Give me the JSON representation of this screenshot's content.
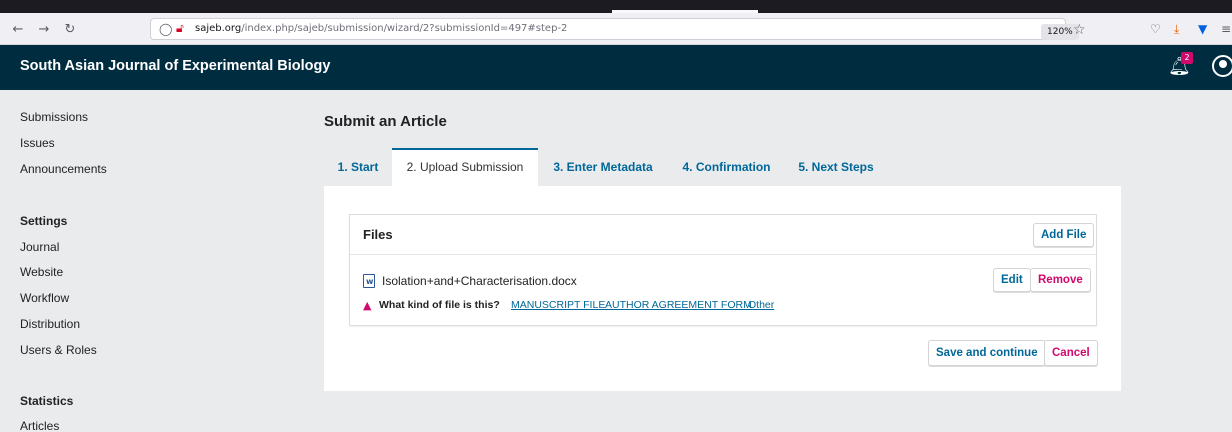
{
  "browser": {
    "url_domain": "sajeb.org",
    "url_path": "/index.php/sajeb/submission/wizard/2?submissionId=497#step-2",
    "zoom": "120%"
  },
  "header": {
    "journal_title": "South Asian Journal of Experimental Biology",
    "notification_count": "2"
  },
  "sidebar": {
    "items": [
      {
        "label": "Submissions"
      },
      {
        "label": "Issues"
      },
      {
        "label": "Announcements"
      },
      {
        "label": "Settings"
      },
      {
        "label": "Journal"
      },
      {
        "label": "Website"
      },
      {
        "label": "Workflow"
      },
      {
        "label": "Distribution"
      },
      {
        "label": "Users & Roles"
      },
      {
        "label": "Statistics"
      },
      {
        "label": "Articles"
      }
    ]
  },
  "main": {
    "title": "Submit an Article",
    "tabs": [
      {
        "label": "1. Start"
      },
      {
        "label": "2. Upload Submission"
      },
      {
        "label": "3. Enter Metadata"
      },
      {
        "label": "4. Confirmation"
      },
      {
        "label": "5. Next Steps"
      }
    ],
    "active_tab": 1,
    "files": {
      "title": "Files",
      "add_label": "Add File",
      "filename": "Isolation+and+Characterisation.docx",
      "edit_label": "Edit",
      "remove_label": "Remove",
      "question": "What kind of file is this?",
      "genres": [
        "MANUSCRIPT FILE",
        "AUTHOR AGREEMENT FORM",
        "Other"
      ]
    },
    "save_label": "Save and continue",
    "cancel_label": "Cancel"
  },
  "colors": {
    "header_bg": "#002c40",
    "link": "#006798",
    "danger": "#d00a6c"
  }
}
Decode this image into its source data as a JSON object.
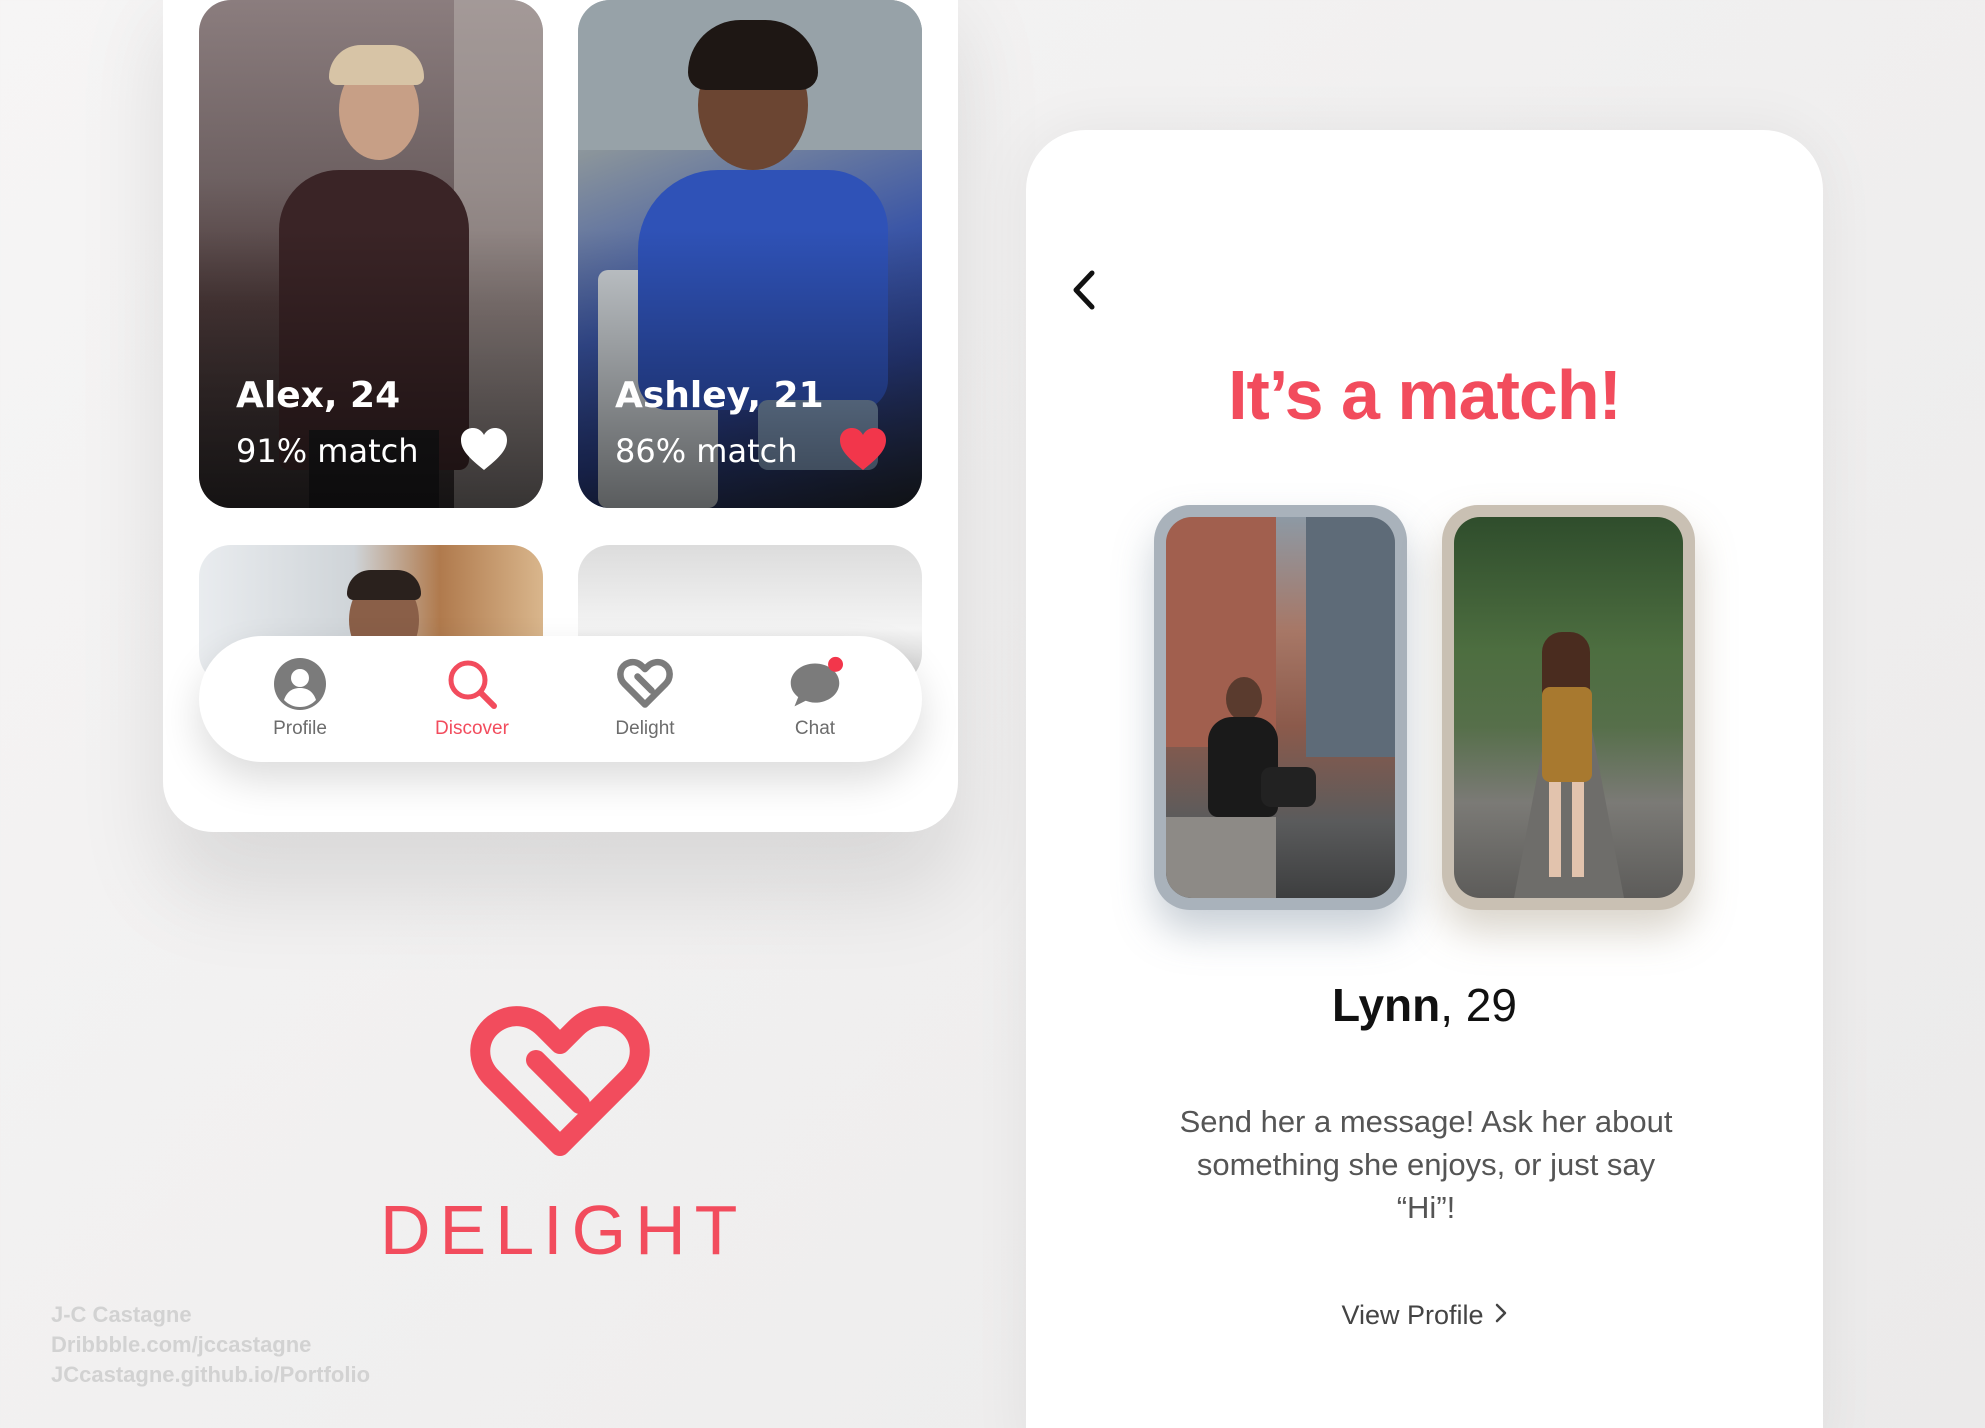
{
  "discover": {
    "cards": [
      {
        "name": "Alex, 24",
        "match": "91% match",
        "liked": false
      },
      {
        "name": "Ashley, 21",
        "match": "86% match",
        "liked": true
      }
    ],
    "tabbar": {
      "items": [
        {
          "label": "Profile",
          "icon": "profile-icon",
          "active": false
        },
        {
          "label": "Discover",
          "icon": "search-icon",
          "active": true
        },
        {
          "label": "Delight",
          "icon": "delight-heart-icon",
          "active": false
        },
        {
          "label": "Chat",
          "icon": "chat-icon",
          "active": false,
          "badge": true
        }
      ]
    }
  },
  "brand": {
    "name": "DELIGHT",
    "color": "#f24c5d"
  },
  "credits": {
    "author": "J-C Castagne",
    "dribbble": "Dribbble.com/jccastagne",
    "portfolio": "JCcastagne.github.io/Portfolio"
  },
  "match_screen": {
    "title": "It’s a match!",
    "person_name": "Lynn",
    "person_age": ", 29",
    "message": "Send her a message! Ask her about something she enjoys, or just say “Hi”!",
    "view_profile": "View Profile"
  },
  "colors": {
    "accent": "#f24c5d",
    "muted": "#6c6c6c"
  }
}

Written task: Restate the whole listing above exactly, please, omitting every image.

Response:
Give me the JSON representation of this screenshot's content.
{
  "browser": {
    "url_domain": "sajeb.org",
    "url_path": "/index.php/sajeb/submission/wizard/2?submissionId=497#step-2",
    "zoom": "120%"
  },
  "header": {
    "journal_title": "South Asian Journal of Experimental Biology",
    "notification_count": "2"
  },
  "sidebar": {
    "items": [
      {
        "label": "Submissions"
      },
      {
        "label": "Issues"
      },
      {
        "label": "Announcements"
      },
      {
        "label": "Settings"
      },
      {
        "label": "Journal"
      },
      {
        "label": "Website"
      },
      {
        "label": "Workflow"
      },
      {
        "label": "Distribution"
      },
      {
        "label": "Users & Roles"
      },
      {
        "label": "Statistics"
      },
      {
        "label": "Articles"
      }
    ]
  },
  "main": {
    "title": "Submit an Article",
    "tabs": [
      {
        "label": "1. Start"
      },
      {
        "label": "2. Upload Submission"
      },
      {
        "label": "3. Enter Metadata"
      },
      {
        "label": "4. Confirmation"
      },
      {
        "label": "5. Next Steps"
      }
    ],
    "active_tab": 1,
    "files": {
      "title": "Files",
      "add_label": "Add File",
      "filename": "Isolation+and+Characterisation.docx",
      "edit_label": "Edit",
      "remove_label": "Remove",
      "question": "What kind of file is this?",
      "genres": [
        "MANUSCRIPT FILE",
        "AUTHOR AGREEMENT FORM",
        "Other"
      ]
    },
    "save_label": "Save and continue",
    "cancel_label": "Cancel"
  },
  "colors": {
    "header_bg": "#002c40",
    "link": "#006798",
    "danger": "#d00a6c"
  }
}
Decode this image into its source data as a JSON object.
{
  "discover": {
    "cards": [
      {
        "name": "Alex, 24",
        "match": "91% match",
        "liked": false
      },
      {
        "name": "Ashley, 21",
        "match": "86% match",
        "liked": true
      }
    ],
    "tabbar": {
      "items": [
        {
          "label": "Profile",
          "icon": "profile-icon",
          "active": false
        },
        {
          "label": "Discover",
          "icon": "search-icon",
          "active": true
        },
        {
          "label": "Delight",
          "icon": "delight-heart-icon",
          "active": false
        },
        {
          "label": "Chat",
          "icon": "chat-icon",
          "active": false,
          "badge": true
        }
      ]
    }
  },
  "brand": {
    "name": "DELIGHT",
    "color": "#f24c5d"
  },
  "credits": {
    "author": "J-C Castagne",
    "dribbble": "Dribbble.com/jccastagne",
    "portfolio": "JCcastagne.github.io/Portfolio"
  },
  "match_screen": {
    "title": "It’s a match!",
    "person_name": "Lynn",
    "person_age": ", 29",
    "message": "Send her a message! Ask her about something she enjoys, or just say “Hi”!",
    "view_profile": "View Profile"
  },
  "colors": {
    "accent": "#f24c5d",
    "muted": "#6c6c6c"
  }
}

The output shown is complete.